• _Page text_
Generally, hashes have no "first" value. Do you want the length of (the
array referenced by) an arbitrary entry?


>
> use strict;
>
> my $hash = {"A"=>[1,2,3,4], "B"=>[5,6,7,8]};
> my $length = $#{values(%{$hash})[0]};
> print $length;


Thank you for using strict, and for posting complete, runnable (well,
runnable other than the very syntax error which you were asking about)
code.

[0] is used to index into either an array or a list. But to index into
a list, the list must be paranthesized. In this case, your intended list
is not parenthesized. Move the '(' from just after to just before the
"values".

my $length = $#{(values %{$hash})[0]};

Now the list returned by values is a paranthesized and hence indexable
list, and it will work. (But it isn't the length, it is the index of the
last element, i.e. the length minus one.)

(Annotated element entries)
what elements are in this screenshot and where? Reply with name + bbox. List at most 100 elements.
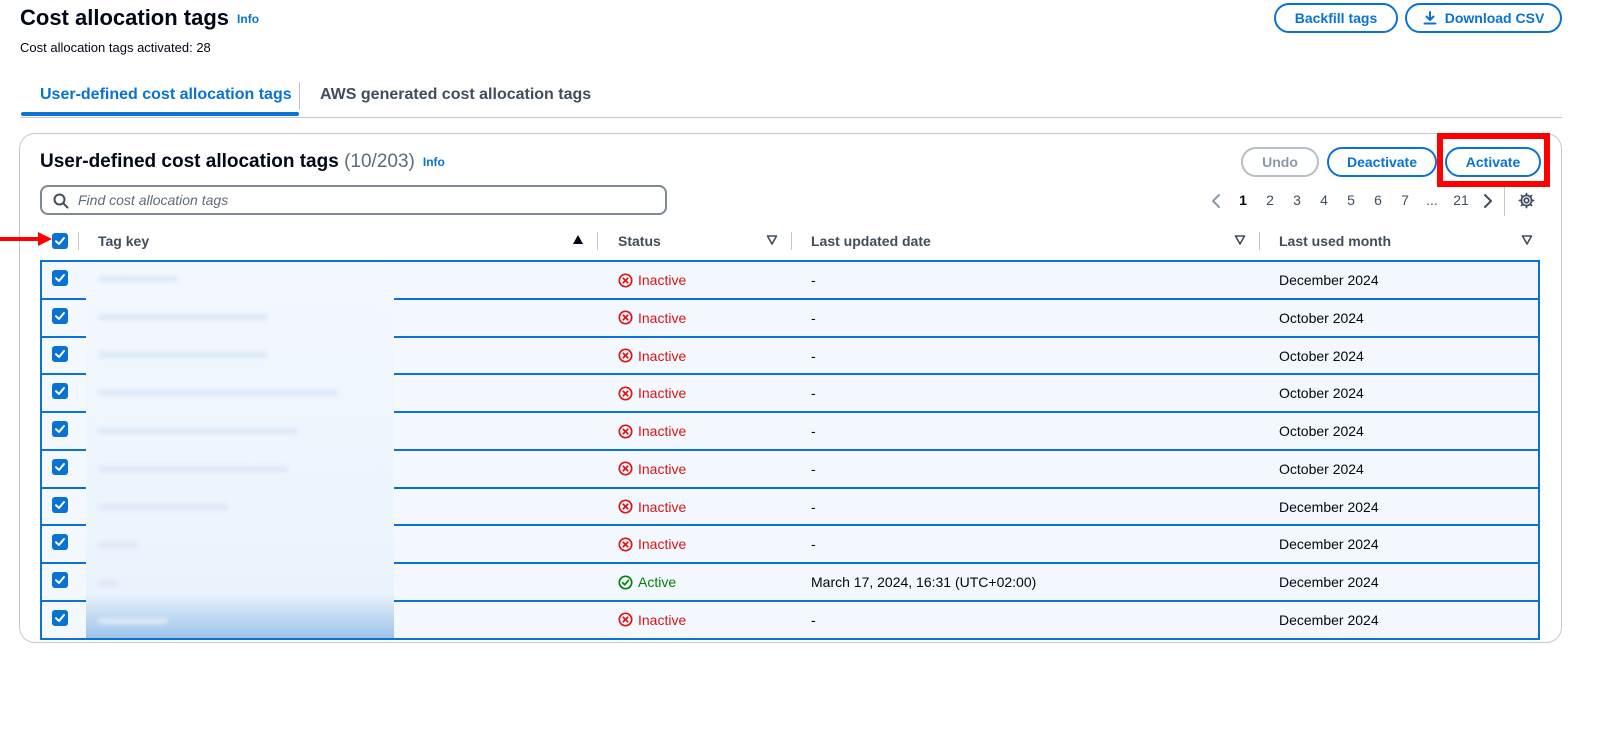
status-text: Inactive [638,347,687,364]
status-text: Inactive [638,611,687,628]
annotation-arrow-icon [0,232,52,246]
pagination-divider [1504,186,1505,216]
gear-icon[interactable] [1518,192,1535,209]
status-badge: Inactive [618,536,686,552]
row-checkbox[interactable] [52,307,68,324]
check-icon [55,425,65,433]
row-checkbox[interactable] [52,421,68,437]
check-icon [55,349,65,358]
status-badge: Inactive [618,348,686,364]
undo-label: Undo [1262,154,1298,170]
download-csv-label: Download CSV [1444,10,1545,26]
table-title: User-defined cost allocation tags (10/20… [40,151,445,173]
status-badge: Inactive [618,499,686,515]
last-used-month: October 2024 [1279,460,1364,477]
undo-button[interactable]: Undo [1241,147,1319,177]
page-4[interactable]: 4 [1314,192,1334,208]
column-divider [791,232,792,250]
row-checkbox[interactable] [52,383,68,400]
next-page-icon[interactable] [1482,193,1494,209]
last-used-month: December 2024 [1279,611,1379,628]
last-updated-date: - [811,423,816,439]
row-checkbox[interactable] [52,609,68,626]
row-checkbox[interactable] [52,496,68,513]
last-used-month: December 2024 [1279,498,1379,515]
download-icon [1423,11,1437,25]
last-updated-date: - [811,460,816,477]
x-circle-icon [618,612,633,627]
check-icon [55,538,65,547]
table-info-link[interactable]: Info [423,155,445,169]
x-circle-icon [618,461,633,476]
page-6[interactable]: 6 [1368,192,1388,208]
last-updated-date: - [811,309,816,326]
deactivate-button[interactable]: Deactivate [1327,147,1437,177]
status-badge: Inactive [618,461,686,477]
last-used-month: October 2024 [1279,347,1364,364]
column-header-status[interactable]: Status [618,233,661,249]
check-icon [55,613,65,622]
last-used-month: December 2024 [1279,536,1379,553]
status-badge: Active [618,574,676,590]
column-header-last-updated[interactable]: Last updated date [811,233,931,249]
row-checkbox[interactable] [52,270,68,286]
row-checkbox[interactable] [52,534,68,551]
row-checkbox[interactable] [52,345,68,362]
check-icon [55,462,65,471]
tab-aws-generated[interactable]: AWS generated cost allocation tags [320,86,591,104]
annotation-highlight-box [1437,133,1550,187]
search-field[interactable] [40,185,667,215]
check-icon [55,311,65,320]
page-7[interactable]: 7 [1395,192,1415,208]
last-used-month: October 2024 [1279,309,1364,326]
tabs-rule [20,117,1562,118]
column-header-tag-key[interactable]: Tag key [98,233,149,249]
x-circle-icon [618,386,633,401]
check-icon [55,387,65,396]
check-icon [55,237,65,245]
page-info-link[interactable]: Info [237,12,259,26]
row-checkbox[interactable] [52,572,68,588]
status-badge: Inactive [618,423,686,439]
search-input[interactable] [76,191,665,209]
check-icon [55,274,65,282]
previous-page-icon[interactable] [1210,193,1222,209]
column-divider [597,232,598,250]
page-ellipsis: ... [1426,192,1438,208]
last-updated-date: - [811,611,816,628]
status-text: Inactive [638,423,687,439]
row-checkbox[interactable] [52,458,68,475]
download-csv-button[interactable]: Download CSV [1405,3,1562,33]
sort-icon[interactable] [1521,234,1533,246]
backfill-tags-button[interactable]: Backfill tags [1274,3,1398,33]
column-divider [1259,232,1260,250]
table-title-text: User-defined cost allocation tags [40,151,339,172]
last-used-month: December 2024 [1279,272,1379,288]
select-all-checkbox[interactable] [52,233,68,249]
sort-ascending-icon[interactable] [572,234,584,246]
column-divider [78,232,79,250]
last-used-month: October 2024 [1279,385,1364,402]
page-title: Cost allocation tags Info [20,5,259,31]
page-2[interactable]: 2 [1260,192,1280,208]
x-circle-icon [618,272,633,288]
tab-divider [299,82,300,110]
x-circle-icon [618,537,633,552]
page-3[interactable]: 3 [1287,192,1307,208]
column-header-last-used[interactable]: Last used month [1279,233,1391,249]
redacted-tag-keys [86,262,394,638]
status-text: Inactive [638,385,687,402]
sort-icon[interactable] [1234,234,1246,246]
last-used-month: December 2024 [1279,574,1379,590]
last-updated-date: - [811,272,816,288]
activated-count: Cost allocation tags activated: 28 [20,40,211,55]
x-circle-icon [618,423,633,439]
page-1[interactable]: 1 [1233,192,1253,208]
tab-user-defined[interactable]: User-defined cost allocation tags [40,86,292,104]
selection-count: (10/203) [344,151,415,172]
page-21[interactable]: 21 [1450,192,1472,208]
sort-icon[interactable] [766,234,778,246]
page-5[interactable]: 5 [1341,192,1361,208]
search-icon [53,193,69,209]
status-text: Inactive [638,498,687,515]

• _Challenges_
1. Answer these questions from the Perl reply:
(a) What does the writer thank the poster for?
(b) What must be true of a list before it can be indexed with [0]?
(c) What does the corrected expression return instead of the length?
2. In the records, starting with the line with "status-text: Inactive [638,347,687,364]" and going on through the line with "row-checkbox[interactable] [52,307,68,324]", rename "status-text" to "status-label". Return only those lines, with nothing else changed.

• _Solution set_
1.
(a) For using strict and for posting complete, runnable code.
(b) It must be parenthesized.
(c) The index of the last element, which is the length minus one.

2.
status-label: Inactive [638,347,687,364]
status-label: Inactive [638,611,687,628]
annotation-arrow-icon [0,232,52,246]
pagination-divider [1504,186,1505,216]
gear-icon[interactable] [1518,192,1535,209]
status-badge: Inactive [618,536,686,552]
row-checkbox[interactable] [52,307,68,324]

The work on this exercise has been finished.